## START Record set

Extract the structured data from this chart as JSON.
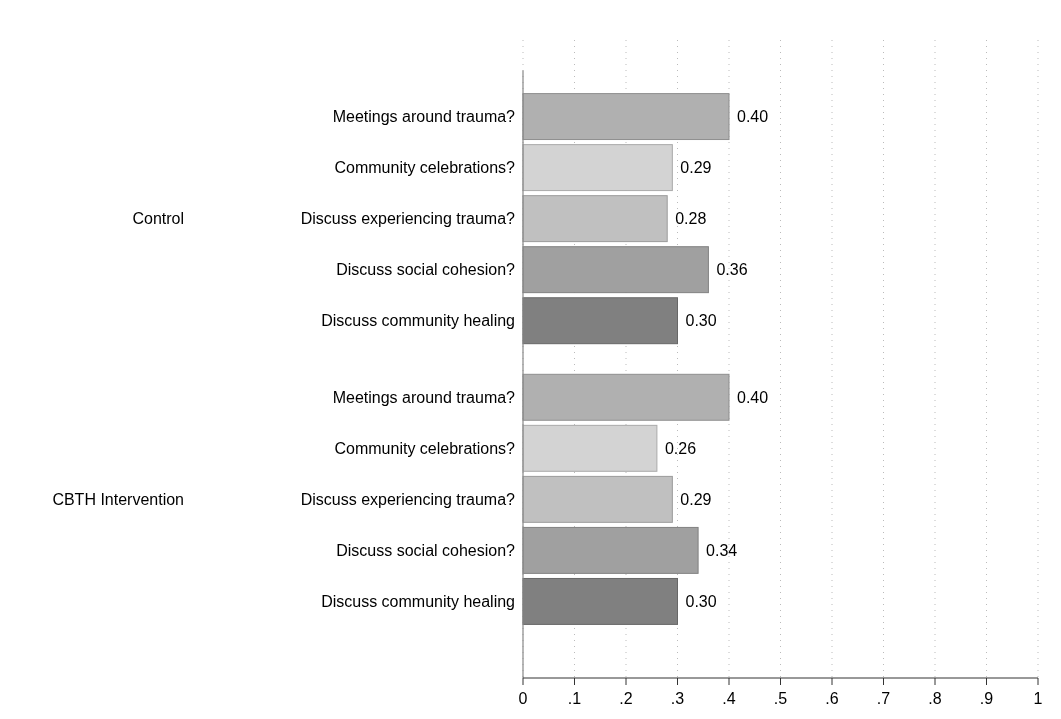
{
  "chart_data": {
    "type": "bar",
    "orientation": "horizontal",
    "categories": [
      "Meetings around trauma?",
      "Community celebrations?",
      "Discuss experiencing trauma?",
      "Discuss social cohesion?",
      "Discuss community healing",
      null,
      "Meetings around trauma?",
      "Community celebrations?",
      "Discuss experiencing trauma?",
      "Discuss social cohesion?",
      "Discuss community healing"
    ],
    "values": [
      0.4,
      0.29,
      0.28,
      0.36,
      0.3,
      null,
      0.4,
      0.26,
      0.29,
      0.34,
      0.3
    ],
    "value_labels": [
      "0.40",
      "0.29",
      "0.28",
      "0.36",
      "0.30",
      null,
      "0.40",
      "0.26",
      "0.29",
      "0.34",
      "0.30"
    ],
    "colors": [
      "#b0b0b0",
      "#d3d3d3",
      "#c0c0c0",
      "#a0a0a0",
      "#808080",
      null,
      "#b0b0b0",
      "#d3d3d3",
      "#c0c0c0",
      "#a0a0a0",
      "#808080"
    ],
    "annotations": [
      "Control",
      "CBTH Intervention"
    ],
    "xlim": [
      0,
      1
    ],
    "xticks": [
      0,
      {
        "value": 0.1,
        "label": ".1"
      },
      {
        "value": 0.2,
        "label": ".2"
      },
      {
        "value": 0.3,
        "label": ".3"
      },
      {
        "value": 0.4,
        "label": ".4"
      },
      {
        "value": 0.5,
        "label": ".5"
      },
      {
        "value": 0.6,
        "label": ".6"
      },
      {
        "value": 0.7,
        "label": ".7"
      },
      {
        "value": 0.8,
        "label": ".8"
      },
      {
        "value": 0.9,
        "label": ".9"
      },
      1
    ],
    "grid": "x"
  }
}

## END Record set

Go back to the records above and write them out exactly, without the pictures.

» **Written solution**:
Extract the structured data from this chart as JSON.
{
  "chart_data": {
    "type": "bar",
    "orientation": "horizontal",
    "categories": [
      "Meetings around trauma?",
      "Community celebrations?",
      "Discuss experiencing trauma?",
      "Discuss social cohesion?",
      "Discuss community healing",
      null,
      "Meetings around trauma?",
      "Community celebrations?",
      "Discuss experiencing trauma?",
      "Discuss social cohesion?",
      "Discuss community healing"
    ],
    "values": [
      0.4,
      0.29,
      0.28,
      0.36,
      0.3,
      null,
      0.4,
      0.26,
      0.29,
      0.34,
      0.3
    ],
    "value_labels": [
      "0.40",
      "0.29",
      "0.28",
      "0.36",
      "0.30",
      null,
      "0.40",
      "0.26",
      "0.29",
      "0.34",
      "0.30"
    ],
    "colors": [
      "#b0b0b0",
      "#d3d3d3",
      "#c0c0c0",
      "#a0a0a0",
      "#808080",
      null,
      "#b0b0b0",
      "#d3d3d3",
      "#c0c0c0",
      "#a0a0a0",
      "#808080"
    ],
    "annotations": [
      "Control",
      "CBTH Intervention"
    ],
    "xlim": [
      0,
      1
    ],
    "xticks": [
      0,
      {
        "value": 0.1,
        "label": ".1"
      },
      {
        "value": 0.2,
        "label": ".2"
      },
      {
        "value": 0.3,
        "label": ".3"
      },
      {
        "value": 0.4,
        "label": ".4"
      },
      {
        "value": 0.5,
        "label": ".5"
      },
      {
        "value": 0.6,
        "label": ".6"
      },
      {
        "value": 0.7,
        "label": ".7"
      },
      {
        "value": 0.8,
        "label": ".8"
      },
      {
        "value": 0.9,
        "label": ".9"
      },
      1
    ],
    "grid": "x"
  }
}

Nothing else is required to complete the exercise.